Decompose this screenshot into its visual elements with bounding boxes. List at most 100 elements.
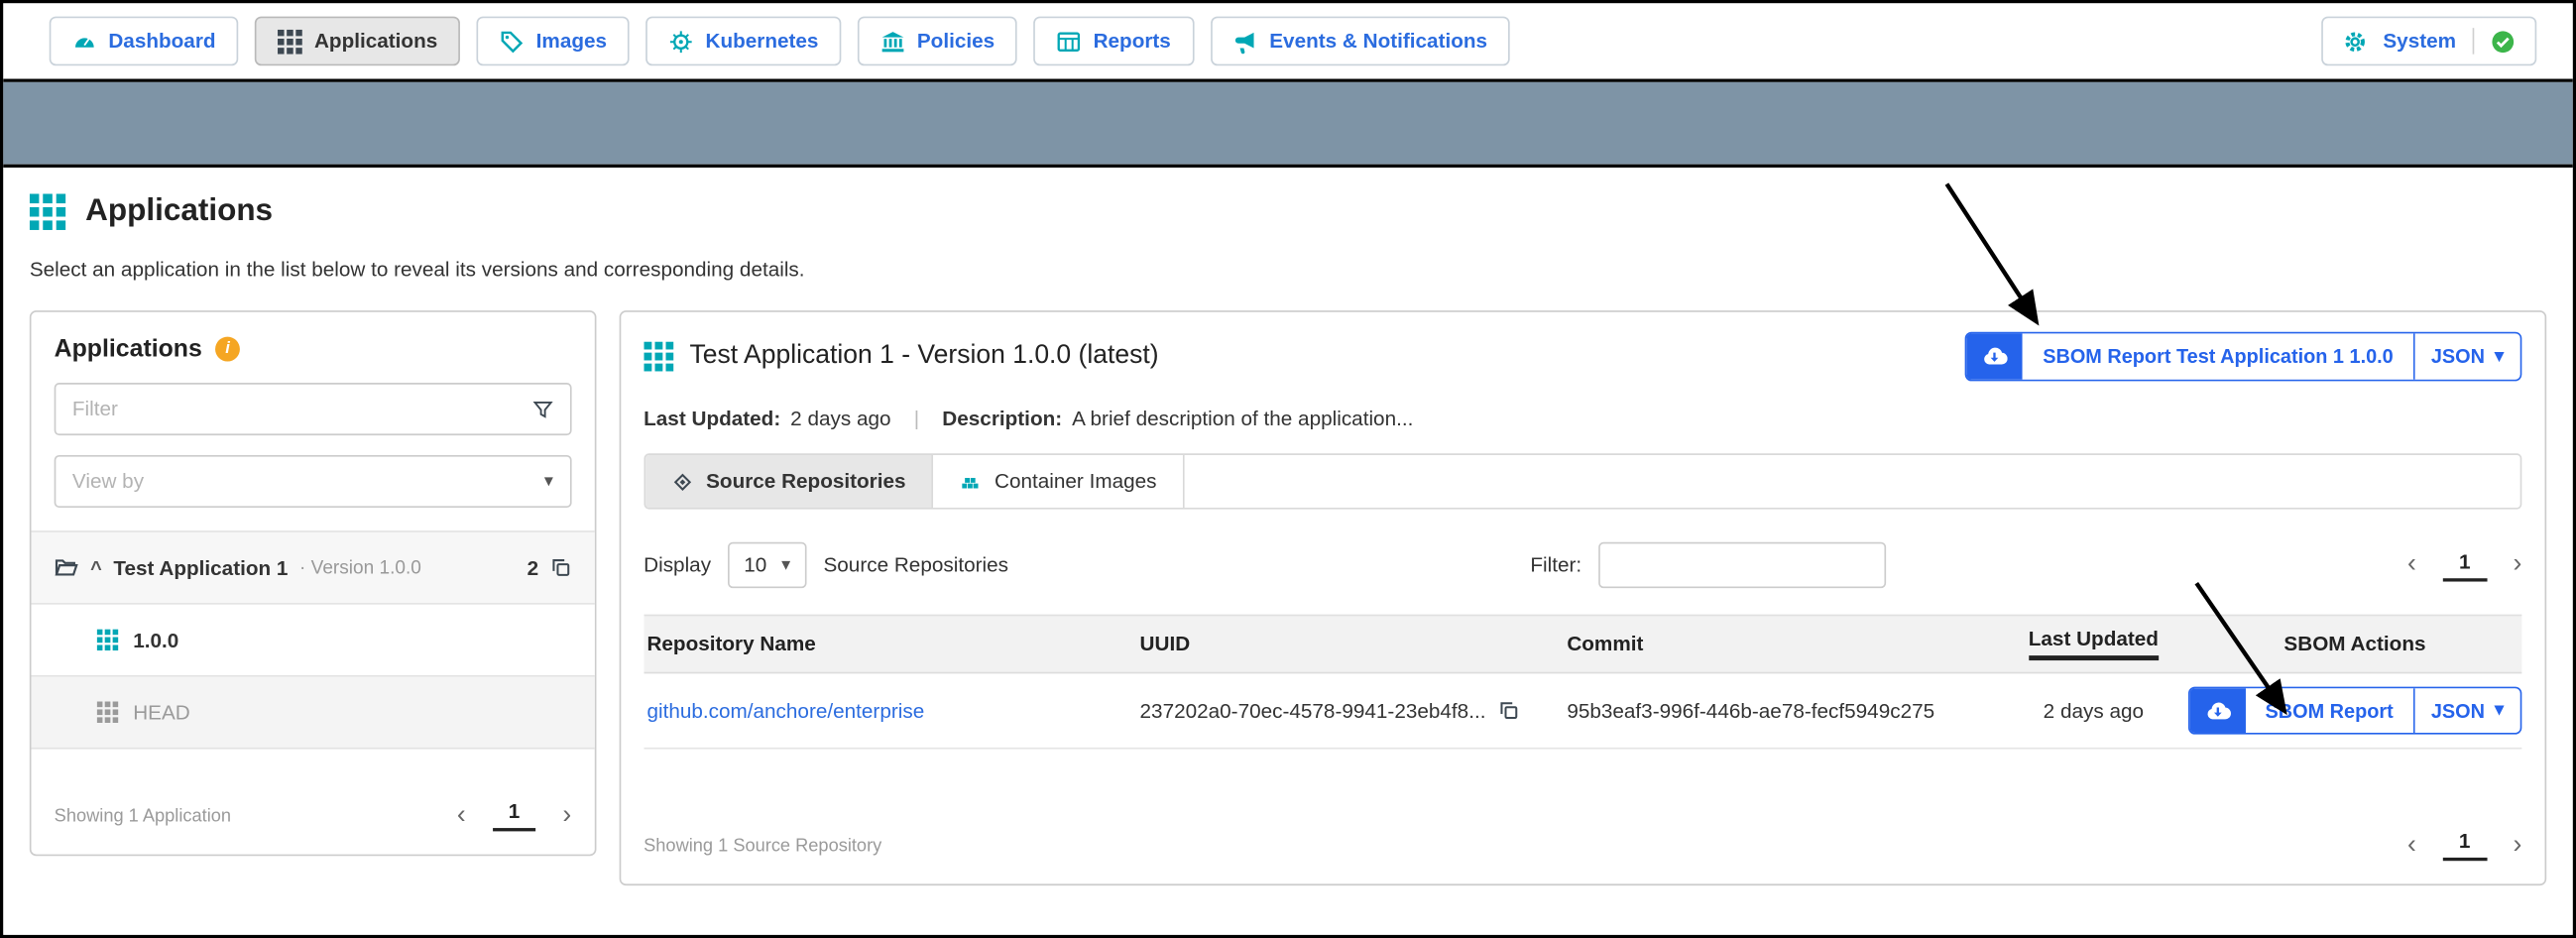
system-button[interactable]: System bbox=[2383, 30, 2456, 53]
sbom-report-row-button[interactable]: SBOM Report bbox=[2246, 688, 2415, 733]
sidebar-filter-input[interactable] bbox=[72, 398, 519, 420]
collapse-icon[interactable]: ^ bbox=[90, 556, 102, 579]
nav-label: Events & Notifications bbox=[1269, 30, 1487, 53]
megaphone-icon bbox=[1233, 29, 1258, 54]
sbom-report-header-button[interactable]: SBOM Report Test Application 1 1.0.0 bbox=[2023, 333, 2414, 379]
top-nav: Dashboard Applications Images Kubernetes… bbox=[3, 3, 2572, 82]
source-repo-diamond-icon bbox=[671, 471, 693, 493]
commit-value: 95b3eaf3-996f-446b-ae78-fecf5949c275 bbox=[1564, 699, 1999, 722]
display-suffix: Source Repositories bbox=[823, 553, 1008, 576]
next-page-button[interactable]: › bbox=[2514, 552, 2522, 579]
copy-icon[interactable] bbox=[550, 557, 572, 579]
content-panels: Applications i View by ▾ ^ Test Applicat… bbox=[30, 310, 2546, 885]
nav-images-button[interactable]: Images bbox=[477, 17, 630, 66]
health-check-icon[interactable] bbox=[2491, 29, 2516, 54]
prev-page-button[interactable]: ‹ bbox=[457, 802, 466, 829]
last-updated-cell: 2 days ago bbox=[1999, 699, 2188, 722]
nav-button-group: Dashboard Applications Images Kubernetes… bbox=[50, 17, 1511, 66]
chevron-down-icon: ▾ bbox=[2495, 347, 2504, 365]
application-version: · Version 1.0.0 bbox=[299, 558, 421, 578]
tab-container-images[interactable]: Container Images bbox=[934, 455, 1185, 508]
nav-kubernetes-button[interactable]: Kubernetes bbox=[646, 17, 842, 66]
application-grid-icon bbox=[644, 342, 673, 372]
detail-meta: Last Updated: 2 days ago | Description: … bbox=[644, 408, 2521, 430]
sbom-format-select[interactable]: JSON ▾ bbox=[2414, 688, 2519, 733]
current-page: 1 bbox=[2442, 549, 2487, 580]
version-count: 2 bbox=[527, 556, 539, 579]
version-label: 1.0.0 bbox=[133, 629, 178, 651]
nav-label: Reports bbox=[1094, 30, 1171, 53]
nav-applications-button[interactable]: Applications bbox=[255, 17, 460, 66]
cloud-download-icon bbox=[1982, 343, 2009, 370]
table-filter-input[interactable] bbox=[1598, 542, 1886, 588]
last-updated-label: Last Updated: bbox=[644, 408, 780, 430]
column-header-uuid[interactable]: UUID bbox=[1136, 633, 1564, 655]
application-detail-panel: Test Application 1 - Version 1.0.0 (late… bbox=[619, 310, 2546, 885]
nav-reports-button[interactable]: Reports bbox=[1034, 17, 1194, 66]
tags-icon bbox=[500, 29, 525, 54]
sbom-download-button[interactable] bbox=[1967, 333, 2023, 379]
meta-divider: | bbox=[914, 408, 919, 430]
view-by-select[interactable]: View by ▾ bbox=[55, 455, 572, 508]
nav-label: Kubernetes bbox=[705, 30, 818, 53]
repository-link[interactable]: github.com/anchore/enterprise bbox=[646, 699, 924, 722]
nav-events-notifications-button[interactable]: Events & Notifications bbox=[1211, 17, 1511, 66]
description-label: Description: bbox=[942, 408, 1062, 430]
nav-label: Applications bbox=[314, 30, 437, 53]
kubernetes-helm-icon bbox=[669, 29, 694, 54]
table-filter-label: Filter: bbox=[1530, 553, 1581, 576]
display-label: Display bbox=[644, 553, 711, 576]
sbom-format-select[interactable]: JSON ▾ bbox=[2414, 333, 2519, 379]
page-subtitle: Select an application in the list below … bbox=[30, 258, 2546, 281]
info-icon[interactable]: i bbox=[215, 337, 240, 362]
next-page-button[interactable]: › bbox=[562, 802, 571, 829]
table-pagination-top: ‹ 1 › bbox=[2407, 549, 2521, 580]
chevron-down-icon: ▾ bbox=[781, 556, 790, 574]
application-name: Test Application 1 bbox=[113, 556, 288, 579]
tab-label: Container Images bbox=[995, 470, 1156, 493]
version-grid-icon bbox=[97, 701, 119, 723]
table-controls: Display 10 ▾ Source Repositories Filter:… bbox=[644, 542, 2521, 588]
column-header-commit[interactable]: Commit bbox=[1564, 633, 1999, 655]
tab-label: Source Repositories bbox=[706, 470, 905, 493]
detail-header: Test Application 1 - Version 1.0.0 (late… bbox=[644, 332, 2521, 382]
column-header-sbom-actions[interactable]: SBOM Actions bbox=[2188, 633, 2522, 655]
dashboard-icon bbox=[72, 29, 97, 54]
source-repositories-table: Repository Name UUID Commit Last Updated… bbox=[644, 615, 2521, 750]
prev-page-button[interactable]: ‹ bbox=[2407, 832, 2416, 859]
copy-icon[interactable] bbox=[1499, 700, 1521, 722]
nav-dashboard-button[interactable]: Dashboard bbox=[50, 17, 239, 66]
nav-label: Policies bbox=[917, 30, 995, 53]
table-pagination-bottom: ‹ 1 › bbox=[2407, 830, 2521, 861]
version-row-head[interactable]: HEAD bbox=[31, 677, 594, 750]
application-list: ^ Test Application 1 · Version 1.0.0 2 1… bbox=[31, 530, 594, 749]
page-title: Applications bbox=[85, 194, 273, 230]
display-count-value: 10 bbox=[744, 553, 766, 576]
current-page: 1 bbox=[492, 800, 536, 831]
nav-label: Dashboard bbox=[108, 30, 215, 53]
application-row[interactable]: ^ Test Application 1 · Version 1.0.0 2 bbox=[31, 532, 594, 605]
sbom-format-label: JSON bbox=[2431, 699, 2485, 722]
nav-policies-button[interactable]: Policies bbox=[858, 17, 1017, 66]
column-header-repository-name[interactable]: Repository Name bbox=[644, 633, 1136, 655]
applications-grid-icon bbox=[30, 194, 65, 230]
display-count-select[interactable]: 10 ▾ bbox=[728, 542, 807, 588]
background-band bbox=[3, 82, 2572, 165]
reports-table-icon bbox=[1057, 29, 1082, 54]
sbom-report-header-button-group: SBOM Report Test Application 1 1.0.0 JSO… bbox=[1965, 332, 2521, 382]
column-header-last-updated[interactable]: Last Updated bbox=[1999, 628, 2188, 660]
tab-source-repositories[interactable]: Source Repositories bbox=[645, 455, 934, 508]
nav-divider bbox=[2473, 28, 2475, 55]
detail-tabs: Source Repositories Container Images bbox=[644, 453, 2521, 509]
nav-right-group: System bbox=[2320, 17, 2536, 66]
cloud-download-icon bbox=[2204, 697, 2231, 724]
last-updated-value: 2 days ago bbox=[790, 408, 890, 430]
view-by-placeholder: View by bbox=[72, 470, 144, 493]
sbom-download-button[interactable] bbox=[2189, 688, 2245, 733]
version-row-1-0-0[interactable]: 1.0.0 bbox=[31, 605, 594, 677]
sbom-format-label: JSON bbox=[2431, 345, 2485, 368]
prev-page-button[interactable]: ‹ bbox=[2407, 552, 2416, 579]
current-page: 1 bbox=[2442, 830, 2487, 861]
detail-footer-text: Showing 1 Source Repository bbox=[644, 836, 881, 856]
next-page-button[interactable]: › bbox=[2514, 832, 2522, 859]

▬▬▬▬▬▬▬▬▬▬

_The task_
Rewrite all of these lines, replacing "Events & Notifications" with "Alerts & Notifications" and leaving everything else unchanged. Leave the pictures out of your answer.

_Written solution_
Decompose this screenshot into its visual elements with bounding boxes. List at most 100 elements.
system-button[interactable]: System bbox=[2383, 30, 2456, 53]
sbom-report-row-button[interactable]: SBOM Report bbox=[2246, 688, 2415, 733]
sidebar-filter-input[interactable] bbox=[72, 398, 519, 420]
collapse-icon[interactable]: ^ bbox=[90, 556, 102, 579]
nav-label: Alerts & Notifications bbox=[1269, 30, 1487, 53]
megaphone-icon bbox=[1233, 29, 1258, 54]
sbom-report-header-button[interactable]: SBOM Report Test Application 1 1.0.0 bbox=[2023, 333, 2414, 379]
top-nav: Dashboard Applications Images Kubernetes… bbox=[3, 3, 2572, 82]
source-repo-diamond-icon bbox=[671, 471, 693, 493]
commit-value: 95b3eaf3-996f-446b-ae78-fecf5949c275 bbox=[1564, 699, 1999, 722]
display-suffix: Source Repositories bbox=[823, 553, 1008, 576]
next-page-button[interactable]: › bbox=[2514, 552, 2522, 579]
copy-icon[interactable] bbox=[550, 557, 572, 579]
content-panels: Applications i View by ▾ ^ Test Applicat… bbox=[30, 310, 2546, 885]
nav-images-button[interactable]: Images bbox=[477, 17, 630, 66]
health-check-icon[interactable] bbox=[2491, 29, 2516, 54]
prev-page-button[interactable]: ‹ bbox=[457, 802, 466, 829]
last-updated-cell: 2 days ago bbox=[1999, 699, 2188, 722]
nav-button-group: Dashboard Applications Images Kubernetes… bbox=[50, 17, 1511, 66]
chevron-down-icon: ▾ bbox=[2495, 347, 2504, 365]
application-version: · Version 1.0.0 bbox=[299, 558, 421, 578]
tab-container-images[interactable]: Container Images bbox=[934, 455, 1185, 508]
nav-kubernetes-button[interactable]: Kubernetes bbox=[646, 17, 842, 66]
application-grid-icon bbox=[644, 342, 673, 372]
detail-meta: Last Updated: 2 days ago | Description: … bbox=[644, 408, 2521, 430]
sbom-format-select[interactable]: JSON ▾ bbox=[2414, 688, 2519, 733]
current-page: 1 bbox=[2442, 549, 2487, 580]
version-count: 2 bbox=[527, 556, 539, 579]
version-label: 1.0.0 bbox=[133, 629, 178, 651]
nav-label: Reports bbox=[1094, 30, 1171, 53]
nav-applications-button[interactable]: Applications bbox=[255, 17, 460, 66]
cloud-download-icon bbox=[1982, 343, 2009, 370]
table-filter-input[interactable] bbox=[1598, 542, 1886, 588]
last-updated-label: Last Updated: bbox=[644, 408, 780, 430]
column-header-uuid[interactable]: UUID bbox=[1136, 633, 1564, 655]
application-detail-panel: Test Application 1 - Version 1.0.0 (late… bbox=[619, 310, 2546, 885]
nav-reports-button[interactable]: Reports bbox=[1034, 17, 1194, 66]
tags-icon bbox=[500, 29, 525, 54]
sbom-download-button[interactable] bbox=[1967, 333, 2023, 379]
meta-divider: | bbox=[914, 408, 919, 430]
view-by-select[interactable]: View by ▾ bbox=[55, 455, 572, 508]
nav-label: Kubernetes bbox=[705, 30, 818, 53]
repository-link[interactable]: github.com/anchore/enterprise bbox=[646, 699, 924, 722]
nav-events-notifications-button[interactable]: Alerts & Notifications bbox=[1211, 17, 1511, 66]
description-label: Description: bbox=[942, 408, 1062, 430]
nav-label: Applications bbox=[314, 30, 437, 53]
kubernetes-helm-icon bbox=[669, 29, 694, 54]
table-filter-label: Filter: bbox=[1530, 553, 1581, 576]
display-label: Display bbox=[644, 553, 711, 576]
sbom-format-select[interactable]: JSON ▾ bbox=[2414, 333, 2519, 379]
page-subtitle: Select an application in the list below … bbox=[30, 258, 2546, 281]
info-icon[interactable]: i bbox=[215, 337, 240, 362]
next-page-button[interactable]: › bbox=[562, 802, 571, 829]
table-pagination-top: ‹ 1 › bbox=[2407, 549, 2521, 580]
chevron-down-icon: ▾ bbox=[781, 556, 790, 574]
application-name: Test Application 1 bbox=[113, 556, 288, 579]
tab-label: Container Images bbox=[995, 470, 1156, 493]
version-grid-icon bbox=[97, 701, 119, 723]
table-controls: Display 10 ▾ Source Repositories Filter:… bbox=[644, 542, 2521, 588]
column-header-commit[interactable]: Commit bbox=[1564, 633, 1999, 655]
tab-label: Source Repositories bbox=[706, 470, 905, 493]
detail-header: Test Application 1 - Version 1.0.0 (late… bbox=[644, 332, 2521, 382]
column-header-sbom-actions[interactable]: SBOM Actions bbox=[2188, 633, 2522, 655]
dashboard-icon bbox=[72, 29, 97, 54]
source-repositories-table: Repository Name UUID Commit Last Updated… bbox=[644, 615, 2521, 750]
prev-page-button[interactable]: ‹ bbox=[2407, 832, 2416, 859]
copy-icon[interactable] bbox=[1499, 700, 1521, 722]
nav-dashboard-button[interactable]: Dashboard bbox=[50, 17, 239, 66]
nav-label: Policies bbox=[917, 30, 995, 53]
table-pagination-bottom: ‹ 1 › bbox=[2407, 830, 2521, 861]
version-row-head[interactable]: HEAD bbox=[31, 677, 594, 750]
application-list: ^ Test Application 1 · Version 1.0.0 2 1… bbox=[31, 530, 594, 749]
page-title: Applications bbox=[85, 194, 273, 230]
display-count-value: 10 bbox=[744, 553, 766, 576]
current-page: 1 bbox=[492, 800, 536, 831]
nav-label: Dashboard bbox=[108, 30, 215, 53]
application-row[interactable]: ^ Test Application 1 · Version 1.0.0 2 bbox=[31, 532, 594, 605]
sbom-format-label: JSON bbox=[2431, 699, 2485, 722]
nav-policies-button[interactable]: Policies bbox=[858, 17, 1017, 66]
column-header-repository-name[interactable]: Repository Name bbox=[644, 633, 1136, 655]
applications-grid-icon bbox=[30, 194, 65, 230]
display-count-select[interactable]: 10 ▾ bbox=[728, 542, 807, 588]
background-band bbox=[3, 82, 2572, 165]
reports-table-icon bbox=[1057, 29, 1082, 54]
sbom-report-header-button-group: SBOM Report Test Application 1 1.0.0 JSO… bbox=[1965, 332, 2521, 382]
column-header-last-updated[interactable]: Last Updated bbox=[1999, 628, 2188, 660]
tab-source-repositories[interactable]: Source Repositories bbox=[645, 455, 934, 508]
nav-divider bbox=[2473, 28, 2475, 55]
detail-tabs: Source Repositories Container Images bbox=[644, 453, 2521, 509]
nav-right-group: System bbox=[2320, 17, 2536, 66]
cloud-download-icon bbox=[2204, 697, 2231, 724]
last-updated-value: 2 days ago bbox=[790, 408, 890, 430]
view-by-placeholder: View by bbox=[72, 470, 144, 493]
sbom-download-button[interactable] bbox=[2189, 688, 2245, 733]
version-row-1-0-0[interactable]: 1.0.0 bbox=[31, 605, 594, 677]
sbom-format-label: JSON bbox=[2431, 345, 2485, 368]
prev-page-button[interactable]: ‹ bbox=[2407, 552, 2416, 579]
current-page: 1 bbox=[2442, 830, 2487, 861]
detail-footer-text: Showing 1 Source Repository bbox=[644, 836, 881, 856]
next-page-button[interactable]: › bbox=[2514, 832, 2522, 859]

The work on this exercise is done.